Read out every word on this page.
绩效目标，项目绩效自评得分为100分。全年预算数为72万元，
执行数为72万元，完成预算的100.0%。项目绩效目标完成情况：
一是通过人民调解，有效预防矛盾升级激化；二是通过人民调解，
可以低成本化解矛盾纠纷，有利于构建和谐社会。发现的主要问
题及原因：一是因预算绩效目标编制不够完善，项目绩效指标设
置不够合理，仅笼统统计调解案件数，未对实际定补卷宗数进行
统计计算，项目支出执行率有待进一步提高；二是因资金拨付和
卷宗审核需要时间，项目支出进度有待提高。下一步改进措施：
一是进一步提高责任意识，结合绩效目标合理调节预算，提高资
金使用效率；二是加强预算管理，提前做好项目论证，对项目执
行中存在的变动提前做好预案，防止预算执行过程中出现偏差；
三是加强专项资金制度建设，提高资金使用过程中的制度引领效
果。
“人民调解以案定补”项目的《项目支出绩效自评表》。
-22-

.....

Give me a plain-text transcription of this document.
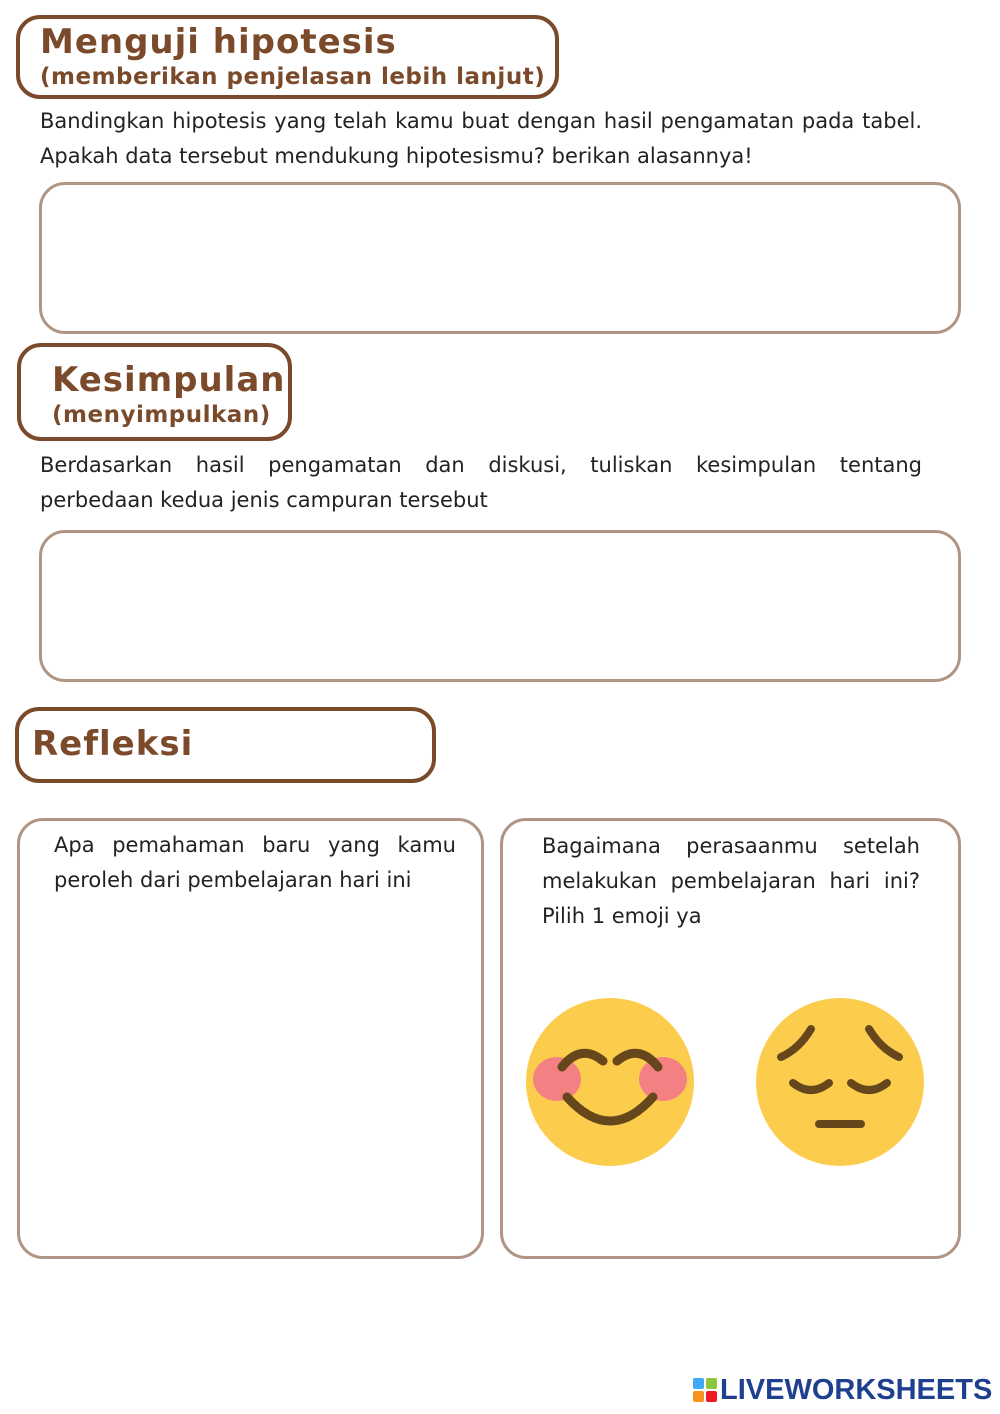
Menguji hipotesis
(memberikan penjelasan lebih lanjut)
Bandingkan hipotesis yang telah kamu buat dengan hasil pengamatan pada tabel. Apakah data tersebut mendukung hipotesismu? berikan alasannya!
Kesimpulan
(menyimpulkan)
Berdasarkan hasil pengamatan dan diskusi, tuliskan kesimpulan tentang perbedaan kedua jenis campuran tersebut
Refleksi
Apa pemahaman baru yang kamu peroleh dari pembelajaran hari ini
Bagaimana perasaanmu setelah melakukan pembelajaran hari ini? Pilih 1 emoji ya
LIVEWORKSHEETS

.....

What is needed: Go through the records and show every line with the string "hari" in it.

Finished task:
Apa pemahaman baru yang kamu peroleh dari pembelajaran hari ini
Bagaimana perasaanmu setelah melakukan pembelajaran hari ini? Pilih 1 emoji ya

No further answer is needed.